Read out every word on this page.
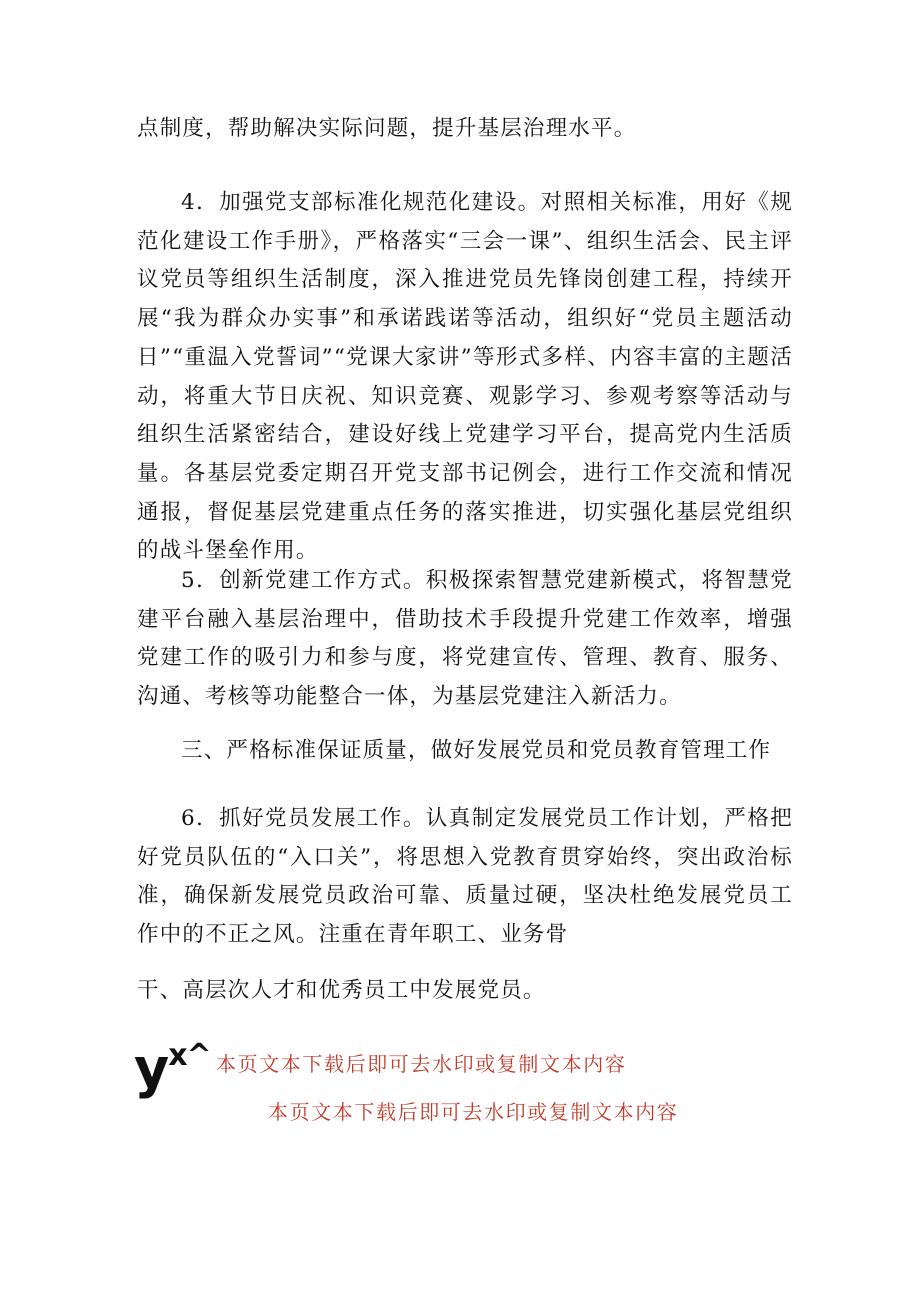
点制度，帮助解决实际问题，提升基层治理水平。

4．加强党支部标准化规范化建设。对照相关标准，用好《规范化建设工作手册》，严格落实“三会一课”、组织生活会、民主评议党员等组织生活制度，深入推进党员先锋岗创建工程，持续开展“我为群众办实事”和承诺践诺等活动，组织好“党员主题活动日”“重温入党誓词”“党课大家讲”等形式多样、内容丰富的主题活动，将重大节日庆祝、知识竞赛、观影学习、参观考察等活动与组织生活紧密结合，建设好线上党建学习平台，提高党内生活质量。各基层党委定期召开党支部书记例会，进行工作交流和情况通报，督促基层党建重点任务的落实推进，切实强化基层党组织的战斗堡垒作用。

5．创新党建工作方式。积极探索智慧党建新模式，将智慧党建平台融入基层治理中，借助技术手段提升党建工作效率，增强党建工作的吸引力和参与度，将党建宣传、管理、教育、服务、沟通、考核等功能整合一体，为基层党建注入新活力。

三、严格标准保证质量，做好发展党员和党员教育管理工作

6．抓好党员发展工作。认真制定发展党员工作计划，严格把好党员队伍的“入口关”，将思想入党教育贯穿始终，突出政治标准，确保新发展党员政治可靠、质量过硬，坚决杜绝发展党员工作中的不正之风。注重在青年职工、业务骨

干、高层次人才和优秀员工中发展党员。

$y^{x\^{}}$ 本页文本下载后即可去水印或复制文本内容

本页文本下载后即可去水印或复制文本内容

Written task — All the records above need to be given again word for word. Skip the pictures.

Task answer —
Read out every word on this page.
点制度，帮助解决实际问题，提升基层治理水平。

4．加强党支部标准化规范化建设。对照相关标准，用好《规范化建设工作手册》，严格落实“三会一课”、组织生活会、民主评议党员等组织生活制度，深入推进党员先锋岗创建工程，持续开展“我为群众办实事”和承诺践诺等活动，组织好“党员主题活动日”“重温入党誓词”“党课大家讲”等形式多样、内容丰富的主题活动，将重大节日庆祝、知识竞赛、观影学习、参观考察等活动与组织生活紧密结合，建设好线上党建学习平台，提高党内生活质量。各基层党委定期召开党支部书记例会，进行工作交流和情况通报，督促基层党建重点任务的落实推进，切实强化基层党组织的战斗堡垒作用。

5．创新党建工作方式。积极探索智慧党建新模式，将智慧党建平台融入基层治理中，借助技术手段提升党建工作效率，增强党建工作的吸引力和参与度，将党建宣传、管理、教育、服务、沟通、考核等功能整合一体，为基层党建注入新活力。

三、严格标准保证质量，做好发展党员和党员教育管理工作

6．抓好党员发展工作。认真制定发展党员工作计划，严格把好党员队伍的“入口关”，将思想入党教育贯穿始终，突出政治标准，确保新发展党员政治可靠、质量过硬，坚决杜绝发展党员工作中的不正之风。注重在青年职工、业务骨

干、高层次人才和优秀员工中发展党员。

$y^{x\^{}}$ 本页文本下载后即可去水印或复制文本内容

本页文本下载后即可去水印或复制文本内容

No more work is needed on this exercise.